Short task
Rewrite every line of the listing below, swapping "row-label" for "row-name" and leaving all other text unchanged. Omit the pictures from your answer.

(Layout annotation records)

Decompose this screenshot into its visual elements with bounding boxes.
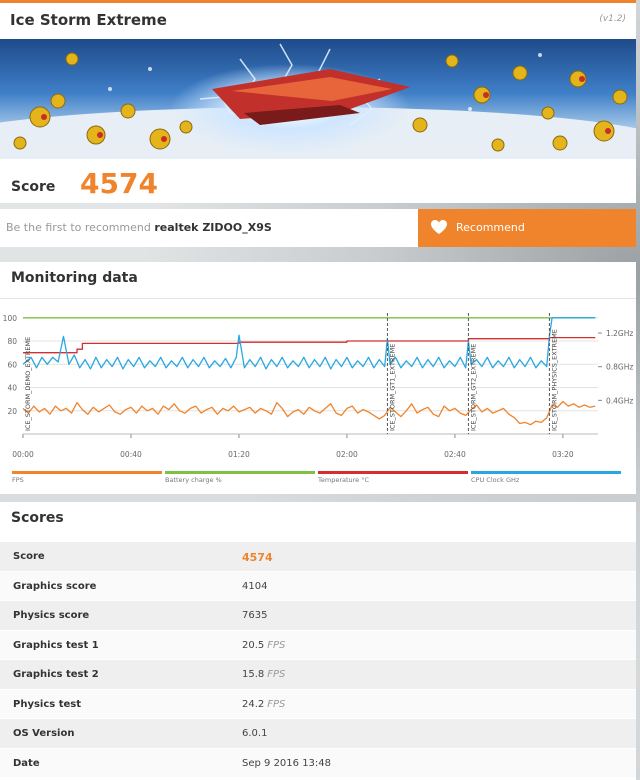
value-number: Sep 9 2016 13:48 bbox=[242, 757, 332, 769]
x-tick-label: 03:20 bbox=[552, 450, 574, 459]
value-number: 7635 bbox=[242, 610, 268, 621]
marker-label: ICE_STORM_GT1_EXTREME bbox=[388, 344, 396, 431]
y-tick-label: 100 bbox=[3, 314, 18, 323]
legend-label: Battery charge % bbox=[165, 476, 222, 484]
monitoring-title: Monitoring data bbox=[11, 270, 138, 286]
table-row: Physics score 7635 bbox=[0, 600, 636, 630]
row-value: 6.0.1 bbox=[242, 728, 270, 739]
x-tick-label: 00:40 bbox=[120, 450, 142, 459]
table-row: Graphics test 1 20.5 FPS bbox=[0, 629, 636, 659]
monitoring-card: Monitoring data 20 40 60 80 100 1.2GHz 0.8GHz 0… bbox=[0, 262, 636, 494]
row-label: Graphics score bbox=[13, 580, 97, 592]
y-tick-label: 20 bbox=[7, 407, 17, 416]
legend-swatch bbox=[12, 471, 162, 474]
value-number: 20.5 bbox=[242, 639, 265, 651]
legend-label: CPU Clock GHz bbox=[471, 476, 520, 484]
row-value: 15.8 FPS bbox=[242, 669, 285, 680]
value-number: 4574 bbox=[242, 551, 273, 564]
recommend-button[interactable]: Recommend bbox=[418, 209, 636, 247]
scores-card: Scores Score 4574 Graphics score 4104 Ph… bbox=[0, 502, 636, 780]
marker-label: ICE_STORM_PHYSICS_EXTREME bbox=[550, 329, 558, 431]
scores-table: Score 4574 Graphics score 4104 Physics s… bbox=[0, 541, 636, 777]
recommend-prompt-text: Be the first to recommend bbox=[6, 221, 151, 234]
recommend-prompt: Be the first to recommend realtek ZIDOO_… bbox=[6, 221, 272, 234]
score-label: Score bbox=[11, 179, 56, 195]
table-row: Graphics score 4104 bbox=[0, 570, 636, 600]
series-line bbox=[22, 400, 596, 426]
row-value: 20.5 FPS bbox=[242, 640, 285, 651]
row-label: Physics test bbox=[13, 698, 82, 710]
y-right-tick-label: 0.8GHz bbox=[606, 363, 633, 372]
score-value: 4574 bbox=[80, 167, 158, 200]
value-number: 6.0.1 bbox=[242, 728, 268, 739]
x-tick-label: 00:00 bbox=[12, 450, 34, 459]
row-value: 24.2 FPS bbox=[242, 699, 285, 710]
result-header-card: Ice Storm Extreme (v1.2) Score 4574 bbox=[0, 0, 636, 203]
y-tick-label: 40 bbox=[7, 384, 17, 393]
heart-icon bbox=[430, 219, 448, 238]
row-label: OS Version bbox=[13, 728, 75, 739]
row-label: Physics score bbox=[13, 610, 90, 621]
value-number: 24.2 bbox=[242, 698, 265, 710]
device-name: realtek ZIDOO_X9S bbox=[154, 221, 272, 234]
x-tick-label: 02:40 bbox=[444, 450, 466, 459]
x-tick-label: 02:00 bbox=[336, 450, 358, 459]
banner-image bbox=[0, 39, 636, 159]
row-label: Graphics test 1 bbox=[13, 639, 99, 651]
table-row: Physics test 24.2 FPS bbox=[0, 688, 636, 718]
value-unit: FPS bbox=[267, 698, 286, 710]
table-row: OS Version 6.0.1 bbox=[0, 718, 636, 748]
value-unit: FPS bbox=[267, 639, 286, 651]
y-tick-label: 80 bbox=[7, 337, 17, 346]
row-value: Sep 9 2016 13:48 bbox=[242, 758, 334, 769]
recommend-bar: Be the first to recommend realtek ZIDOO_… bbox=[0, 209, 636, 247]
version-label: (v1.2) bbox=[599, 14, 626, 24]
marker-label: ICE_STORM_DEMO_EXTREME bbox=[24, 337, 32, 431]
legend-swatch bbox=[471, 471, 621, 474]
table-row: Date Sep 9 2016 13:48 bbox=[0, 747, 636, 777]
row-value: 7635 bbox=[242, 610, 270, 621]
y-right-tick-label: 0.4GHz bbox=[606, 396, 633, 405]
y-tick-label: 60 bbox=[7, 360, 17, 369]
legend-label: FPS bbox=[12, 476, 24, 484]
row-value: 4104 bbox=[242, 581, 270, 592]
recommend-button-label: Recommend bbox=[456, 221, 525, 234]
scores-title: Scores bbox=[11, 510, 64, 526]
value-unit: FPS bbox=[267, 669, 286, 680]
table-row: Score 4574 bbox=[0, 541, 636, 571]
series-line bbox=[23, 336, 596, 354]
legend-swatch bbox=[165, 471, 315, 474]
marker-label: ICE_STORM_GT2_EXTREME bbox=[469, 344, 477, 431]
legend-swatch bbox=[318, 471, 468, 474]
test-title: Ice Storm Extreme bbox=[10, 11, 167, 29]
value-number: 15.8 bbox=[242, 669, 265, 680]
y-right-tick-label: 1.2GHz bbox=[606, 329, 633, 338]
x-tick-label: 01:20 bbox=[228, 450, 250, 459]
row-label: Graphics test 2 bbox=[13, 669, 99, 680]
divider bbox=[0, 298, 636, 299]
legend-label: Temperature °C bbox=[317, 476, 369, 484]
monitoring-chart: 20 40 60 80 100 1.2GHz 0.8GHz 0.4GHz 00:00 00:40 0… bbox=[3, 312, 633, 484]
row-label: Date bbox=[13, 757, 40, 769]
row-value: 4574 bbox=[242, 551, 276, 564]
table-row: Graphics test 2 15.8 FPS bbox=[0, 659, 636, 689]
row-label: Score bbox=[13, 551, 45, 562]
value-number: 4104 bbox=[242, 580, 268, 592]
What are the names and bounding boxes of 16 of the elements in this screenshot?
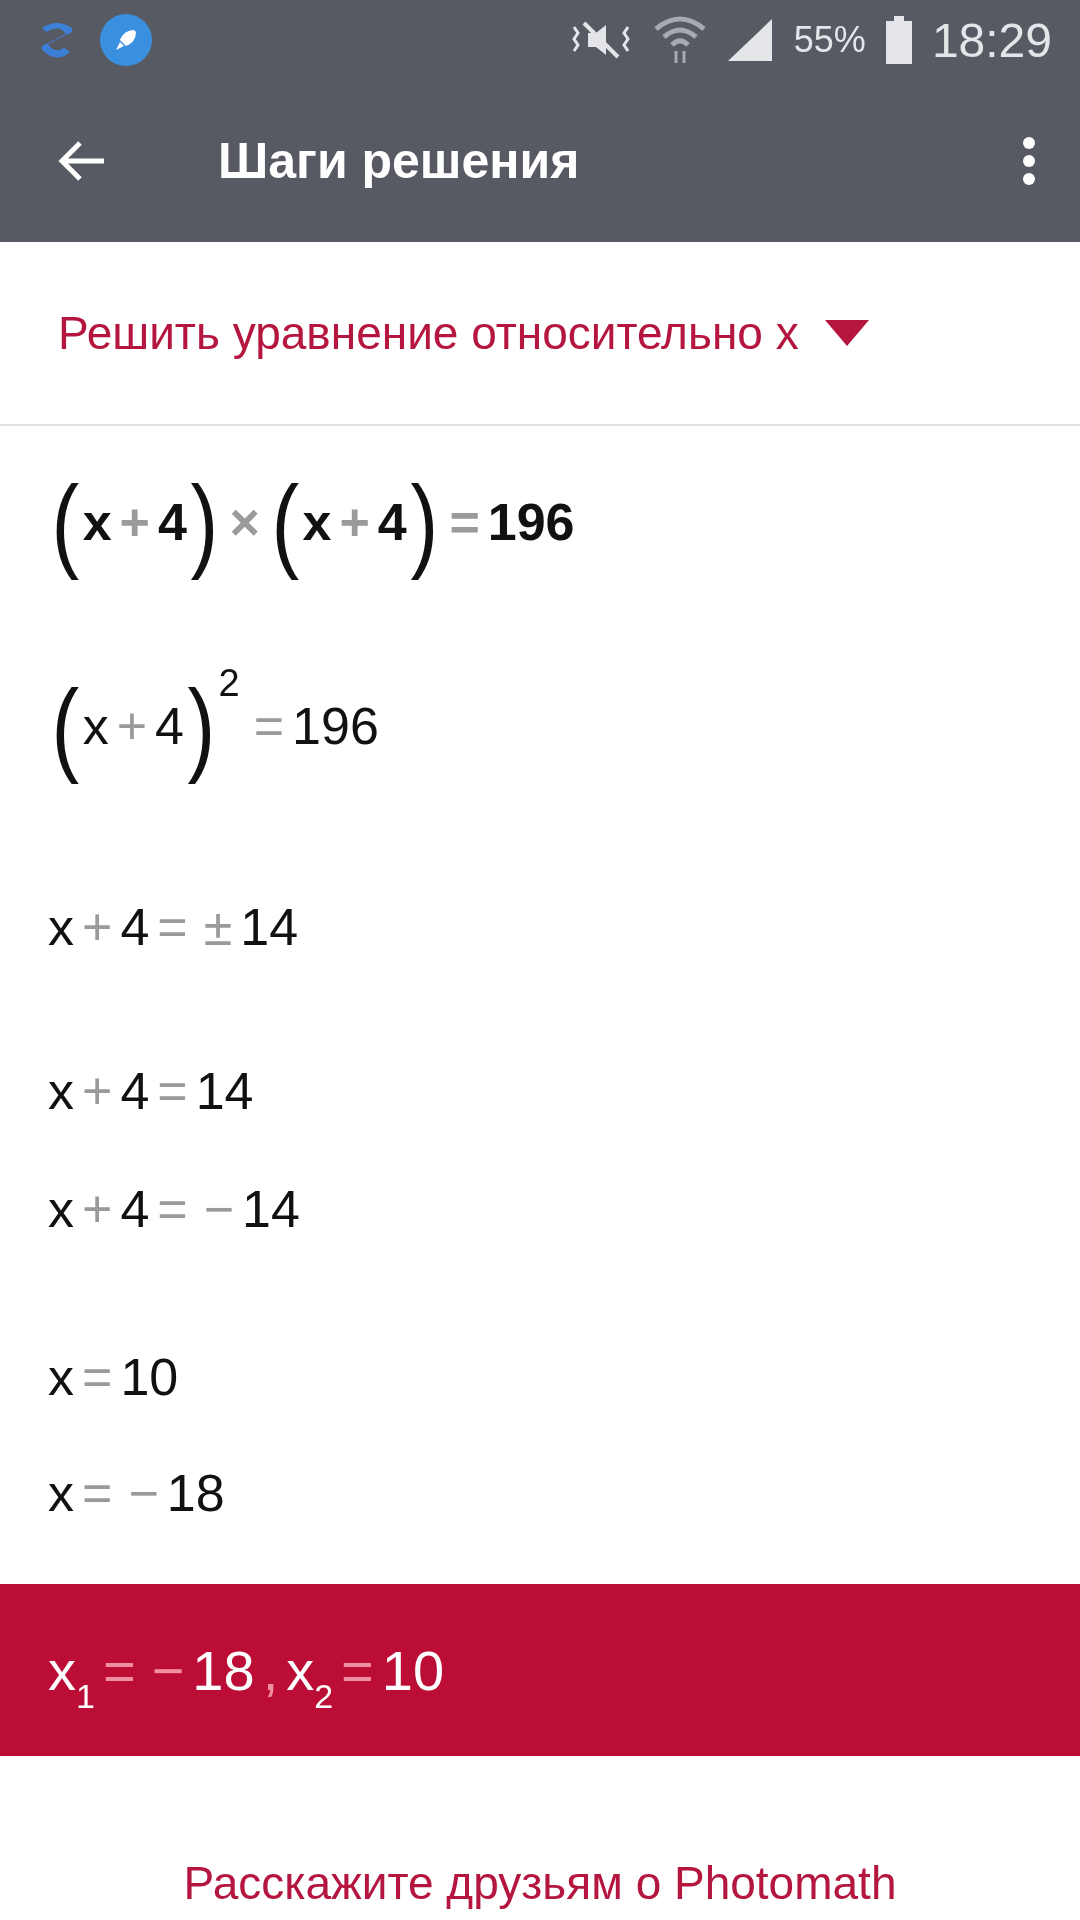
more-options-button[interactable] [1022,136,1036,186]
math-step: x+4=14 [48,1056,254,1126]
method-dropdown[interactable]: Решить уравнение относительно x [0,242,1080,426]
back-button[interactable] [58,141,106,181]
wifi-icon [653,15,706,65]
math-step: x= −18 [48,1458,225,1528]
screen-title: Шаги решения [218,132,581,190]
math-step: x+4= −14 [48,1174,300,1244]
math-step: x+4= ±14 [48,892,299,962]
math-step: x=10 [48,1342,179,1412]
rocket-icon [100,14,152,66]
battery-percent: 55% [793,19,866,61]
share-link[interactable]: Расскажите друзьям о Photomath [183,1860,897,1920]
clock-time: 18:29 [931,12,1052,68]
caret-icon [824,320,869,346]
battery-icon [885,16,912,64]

Full answer
Decompose this screenshot into its visual elements with bounding boxes.
value-number: Sep 9 2016 13:48 bbox=[242, 757, 332, 769]
x-tick-label: 03:20 bbox=[552, 450, 574, 459]
value-number: 7635 bbox=[242, 610, 268, 621]
marker-label: ICE_STORM_GT1_EXTREME bbox=[388, 344, 396, 431]
y-tick-label: 100 bbox=[3, 314, 18, 323]
legend-label: Battery charge % bbox=[165, 476, 222, 484]
monitoring-title: Monitoring data bbox=[11, 270, 138, 286]
table-row: Physics score 7635 bbox=[0, 600, 636, 630]
row-value: 6.0.1 bbox=[242, 728, 270, 739]
x-tick-label: 00:40 bbox=[120, 450, 142, 459]
table-row: Graphics test 1 20.5 FPS bbox=[0, 629, 636, 659]
monitoring-card: Monitoring data 20 40 60 80 100 1.2GHz 0.8GHz 0… bbox=[0, 262, 636, 494]
row-name: Graphics score bbox=[13, 580, 97, 592]
y-tick-label: 20 bbox=[7, 407, 17, 416]
legend-swatch bbox=[12, 471, 162, 474]
value-number: 20.5 bbox=[242, 639, 265, 651]
legend-label: CPU Clock GHz bbox=[471, 476, 520, 484]
row-value: 15.8 FPS bbox=[242, 669, 285, 680]
value-number: 4574 bbox=[242, 551, 273, 564]
recommend-button[interactable]: Recommend bbox=[418, 209, 636, 247]
scores-card: Scores Score 4574 Graphics score 4104 Ph… bbox=[0, 502, 636, 780]
marker-label: ICE_STORM_PHYSICS_EXTREME bbox=[550, 329, 558, 431]
scores-table: Score 4574 Graphics score 4104 Physics s… bbox=[0, 541, 636, 777]
recommend-prompt-text: Be the first to recommend bbox=[6, 221, 151, 234]
recommend-prompt: Be the first to recommend realtek ZIDOO_… bbox=[6, 221, 272, 234]
score-label: Score bbox=[11, 179, 56, 195]
table-row: Graphics score 4104 bbox=[0, 570, 636, 600]
series-line bbox=[22, 400, 596, 426]
row-value: 20.5 FPS bbox=[242, 640, 285, 651]
row-name: Physics test bbox=[13, 698, 82, 710]
y-right-tick-label: 0.8GHz bbox=[606, 363, 633, 372]
score-value: 4574 bbox=[80, 167, 158, 200]
value-number: 6.0.1 bbox=[242, 728, 268, 739]
x-tick-label: 00:00 bbox=[12, 450, 34, 459]
row-value: 24.2 FPS bbox=[242, 699, 285, 710]
result-header-card: Ice Storm Extreme (v1.2) Score 4574 bbox=[0, 0, 636, 203]
y-tick-label: 40 bbox=[7, 384, 17, 393]
heart-icon bbox=[430, 219, 448, 238]
row-name: OS Version bbox=[13, 728, 75, 739]
row-name: Physics score bbox=[13, 610, 90, 621]
value-number: 24.2 bbox=[242, 698, 265, 710]
device-name: realtek ZIDOO_X9S bbox=[154, 221, 272, 234]
x-tick-label: 02:40 bbox=[444, 450, 466, 459]
x-tick-label: 02:00 bbox=[336, 450, 358, 459]
banner-image bbox=[0, 39, 636, 159]
row-name: Graphics test 1 bbox=[13, 639, 99, 651]
table-row: Physics test 24.2 FPS bbox=[0, 688, 636, 718]
value-unit: FPS bbox=[267, 698, 286, 710]
table-row: OS Version 6.0.1 bbox=[0, 718, 636, 748]
value-unit: FPS bbox=[267, 639, 286, 651]
y-tick-label: 80 bbox=[7, 337, 17, 346]
row-value: Sep 9 2016 13:48 bbox=[242, 758, 334, 769]
recommend-bar: Be the first to recommend realtek ZIDOO_… bbox=[0, 209, 636, 247]
version-label: (v1.2) bbox=[599, 14, 626, 24]
marker-label: ICE_STORM_DEMO_EXTREME bbox=[24, 337, 32, 431]
legend-swatch bbox=[471, 471, 621, 474]
table-row: Date Sep 9 2016 13:48 bbox=[0, 747, 636, 777]
row-value: 7635 bbox=[242, 610, 270, 621]
y-right-tick-label: 0.4GHz bbox=[606, 396, 633, 405]
y-tick-label: 60 bbox=[7, 360, 17, 369]
legend-label: FPS bbox=[12, 476, 24, 484]
row-value: 4104 bbox=[242, 581, 270, 592]
recommend-button-label: Recommend bbox=[456, 221, 525, 234]
scores-title: Scores bbox=[11, 510, 64, 526]
value-unit: FPS bbox=[267, 669, 286, 680]
table-row: Score 4574 bbox=[0, 541, 636, 571]
series-line bbox=[23, 336, 596, 354]
legend-swatch bbox=[165, 471, 315, 474]
marker-label: ICE_STORM_GT2_EXTREME bbox=[469, 344, 477, 431]
legend-swatch bbox=[318, 471, 468, 474]
test-title: Ice Storm Extreme bbox=[10, 11, 167, 29]
value-number: 15.8 bbox=[242, 669, 265, 680]
y-right-tick-label: 1.2GHz bbox=[606, 329, 633, 338]
x-tick-label: 01:20 bbox=[228, 450, 250, 459]
row-name: Graphics test 2 bbox=[13, 669, 99, 680]
divider bbox=[0, 298, 636, 299]
legend-label: Temperature °C bbox=[317, 476, 369, 484]
monitoring-chart: 20 40 60 80 100 1.2GHz 0.8GHz 0.4GHz 00:00 00:40 0… bbox=[3, 312, 633, 484]
row-name: Date bbox=[13, 757, 40, 769]
row-value: 4574 bbox=[242, 551, 276, 564]
table-row: Graphics test 2 15.8 FPS bbox=[0, 659, 636, 689]
row-name: Score bbox=[13, 551, 45, 562]
value-number: 4104 bbox=[242, 580, 268, 592]
What are the names and bounding boxes of 16 of the elements in this screenshot?
more-options-button[interactable] [1022,136,1036,186]
math-step: x+4=14 [48,1056,254,1126]
method-dropdown[interactable]: Решить уравнение относительно x [0,242,1080,426]
back-button[interactable] [58,141,106,181]
wifi-icon [653,15,706,65]
math-step: x= −18 [48,1458,225,1528]
screen-title: Шаги решения [218,132,581,190]
math-step: x+4= −14 [48,1174,300,1244]
math-step: x+4= ±14 [48,892,299,962]
math-step: x=10 [48,1342,179,1412]
rocket-icon [100,14,152,66]
battery-percent: 55% [793,19,866,61]
share-link[interactable]: Расскажите друзьям о Photomath [183,1860,897,1920]
clock-time: 18:29 [931,12,1052,68]
caret-icon [824,320,869,346]
battery-icon [885,16,912,64]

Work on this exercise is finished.